Brief
Search the records for the word "Rust" and pick out every line that has it.

Collected data

>> BEGIN

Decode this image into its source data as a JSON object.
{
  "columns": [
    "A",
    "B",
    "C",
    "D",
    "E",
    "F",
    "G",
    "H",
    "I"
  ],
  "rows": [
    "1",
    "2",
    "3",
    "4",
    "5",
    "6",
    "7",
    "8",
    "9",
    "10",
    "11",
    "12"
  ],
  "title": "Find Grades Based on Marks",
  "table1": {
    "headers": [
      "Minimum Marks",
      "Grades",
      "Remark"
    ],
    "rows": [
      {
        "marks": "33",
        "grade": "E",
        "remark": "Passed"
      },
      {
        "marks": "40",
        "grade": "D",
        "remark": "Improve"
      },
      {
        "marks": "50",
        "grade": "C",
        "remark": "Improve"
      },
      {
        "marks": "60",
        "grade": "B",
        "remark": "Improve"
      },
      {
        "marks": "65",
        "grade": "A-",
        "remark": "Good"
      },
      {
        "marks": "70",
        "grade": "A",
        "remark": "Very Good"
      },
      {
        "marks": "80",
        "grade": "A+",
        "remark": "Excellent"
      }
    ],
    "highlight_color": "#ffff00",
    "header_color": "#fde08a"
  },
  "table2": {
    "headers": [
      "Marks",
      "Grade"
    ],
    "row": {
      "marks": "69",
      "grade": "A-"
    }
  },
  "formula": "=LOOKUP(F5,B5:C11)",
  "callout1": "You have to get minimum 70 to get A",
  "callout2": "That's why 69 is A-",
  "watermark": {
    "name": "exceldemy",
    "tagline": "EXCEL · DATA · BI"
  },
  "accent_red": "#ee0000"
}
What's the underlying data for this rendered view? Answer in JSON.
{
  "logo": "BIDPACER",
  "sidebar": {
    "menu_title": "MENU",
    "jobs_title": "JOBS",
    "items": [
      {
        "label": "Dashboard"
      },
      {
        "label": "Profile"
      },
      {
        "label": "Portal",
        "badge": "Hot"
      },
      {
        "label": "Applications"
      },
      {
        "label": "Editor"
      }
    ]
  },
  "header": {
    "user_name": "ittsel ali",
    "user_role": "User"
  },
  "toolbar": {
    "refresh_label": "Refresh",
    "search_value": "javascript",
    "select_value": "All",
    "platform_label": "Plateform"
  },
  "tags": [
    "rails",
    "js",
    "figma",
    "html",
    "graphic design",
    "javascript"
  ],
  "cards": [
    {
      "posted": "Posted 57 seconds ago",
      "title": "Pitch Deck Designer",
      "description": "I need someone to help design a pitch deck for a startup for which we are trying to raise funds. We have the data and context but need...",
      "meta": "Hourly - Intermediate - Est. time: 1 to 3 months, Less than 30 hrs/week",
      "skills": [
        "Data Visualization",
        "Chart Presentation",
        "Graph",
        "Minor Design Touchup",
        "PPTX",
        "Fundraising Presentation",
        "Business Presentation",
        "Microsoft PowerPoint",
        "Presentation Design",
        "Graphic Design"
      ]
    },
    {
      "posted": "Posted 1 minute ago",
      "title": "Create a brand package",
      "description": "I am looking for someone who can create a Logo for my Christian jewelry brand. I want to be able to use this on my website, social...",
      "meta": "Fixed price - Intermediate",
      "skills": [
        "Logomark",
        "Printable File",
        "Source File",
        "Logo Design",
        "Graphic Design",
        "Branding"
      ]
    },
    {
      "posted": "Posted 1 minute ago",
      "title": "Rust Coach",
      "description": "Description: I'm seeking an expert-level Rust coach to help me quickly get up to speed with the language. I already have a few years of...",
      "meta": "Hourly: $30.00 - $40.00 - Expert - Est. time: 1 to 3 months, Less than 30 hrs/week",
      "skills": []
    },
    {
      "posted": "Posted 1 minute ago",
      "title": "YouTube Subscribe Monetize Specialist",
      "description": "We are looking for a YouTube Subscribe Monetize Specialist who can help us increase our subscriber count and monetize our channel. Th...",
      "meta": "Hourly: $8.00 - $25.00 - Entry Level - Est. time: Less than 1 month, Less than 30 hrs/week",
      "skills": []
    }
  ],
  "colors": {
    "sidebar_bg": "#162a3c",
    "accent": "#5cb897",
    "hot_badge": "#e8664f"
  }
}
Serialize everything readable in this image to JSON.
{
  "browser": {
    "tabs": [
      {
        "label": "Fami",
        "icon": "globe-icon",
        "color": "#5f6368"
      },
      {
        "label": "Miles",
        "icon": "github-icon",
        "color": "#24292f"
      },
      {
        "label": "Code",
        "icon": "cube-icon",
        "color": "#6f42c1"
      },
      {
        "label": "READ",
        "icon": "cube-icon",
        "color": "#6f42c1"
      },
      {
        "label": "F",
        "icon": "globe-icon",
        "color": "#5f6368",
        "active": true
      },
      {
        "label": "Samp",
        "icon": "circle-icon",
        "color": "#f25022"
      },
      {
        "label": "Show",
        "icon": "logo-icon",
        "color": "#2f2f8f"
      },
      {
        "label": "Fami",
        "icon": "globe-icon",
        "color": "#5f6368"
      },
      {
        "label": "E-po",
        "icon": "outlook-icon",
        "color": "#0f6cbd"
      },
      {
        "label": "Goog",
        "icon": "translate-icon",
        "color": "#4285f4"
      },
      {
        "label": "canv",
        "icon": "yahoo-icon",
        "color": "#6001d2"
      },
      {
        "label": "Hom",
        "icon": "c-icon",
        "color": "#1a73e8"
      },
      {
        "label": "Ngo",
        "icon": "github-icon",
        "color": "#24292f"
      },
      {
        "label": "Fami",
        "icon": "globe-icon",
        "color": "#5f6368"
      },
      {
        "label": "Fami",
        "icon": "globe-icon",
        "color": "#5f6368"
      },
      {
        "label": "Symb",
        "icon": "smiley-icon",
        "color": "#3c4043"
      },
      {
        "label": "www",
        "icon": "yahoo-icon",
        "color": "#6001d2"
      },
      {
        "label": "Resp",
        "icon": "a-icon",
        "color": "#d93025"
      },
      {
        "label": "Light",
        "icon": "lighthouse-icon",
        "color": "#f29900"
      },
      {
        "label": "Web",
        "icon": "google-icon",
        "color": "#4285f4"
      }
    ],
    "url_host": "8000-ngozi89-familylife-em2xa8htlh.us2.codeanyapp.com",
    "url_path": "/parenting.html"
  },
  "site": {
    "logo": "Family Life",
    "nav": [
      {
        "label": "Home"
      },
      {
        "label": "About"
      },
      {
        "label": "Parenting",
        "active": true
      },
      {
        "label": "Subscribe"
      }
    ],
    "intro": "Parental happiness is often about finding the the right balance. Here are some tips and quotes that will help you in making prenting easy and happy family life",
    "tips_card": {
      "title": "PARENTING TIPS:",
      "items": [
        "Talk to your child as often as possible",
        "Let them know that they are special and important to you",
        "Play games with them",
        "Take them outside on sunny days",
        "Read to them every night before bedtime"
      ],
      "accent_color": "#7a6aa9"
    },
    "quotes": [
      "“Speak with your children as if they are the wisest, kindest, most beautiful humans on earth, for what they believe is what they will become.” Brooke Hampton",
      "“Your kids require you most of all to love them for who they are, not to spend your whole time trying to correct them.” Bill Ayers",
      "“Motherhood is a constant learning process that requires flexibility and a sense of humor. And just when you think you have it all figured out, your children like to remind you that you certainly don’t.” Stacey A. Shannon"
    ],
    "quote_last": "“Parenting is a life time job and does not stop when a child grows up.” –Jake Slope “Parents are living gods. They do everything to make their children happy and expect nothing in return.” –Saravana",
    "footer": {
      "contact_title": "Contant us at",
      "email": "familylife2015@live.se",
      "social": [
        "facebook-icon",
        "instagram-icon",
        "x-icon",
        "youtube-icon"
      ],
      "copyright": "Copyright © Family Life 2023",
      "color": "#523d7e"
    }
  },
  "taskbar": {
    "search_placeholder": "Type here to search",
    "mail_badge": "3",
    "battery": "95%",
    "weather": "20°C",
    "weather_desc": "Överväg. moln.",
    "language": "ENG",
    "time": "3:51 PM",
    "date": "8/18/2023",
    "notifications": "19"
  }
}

>> END

Response to this task
      "title": "Rust Coach",
      "description": "Description: I'm seeking an expert-level Rust coach to help me quickly get up to speed with the language. I already have a few years of...",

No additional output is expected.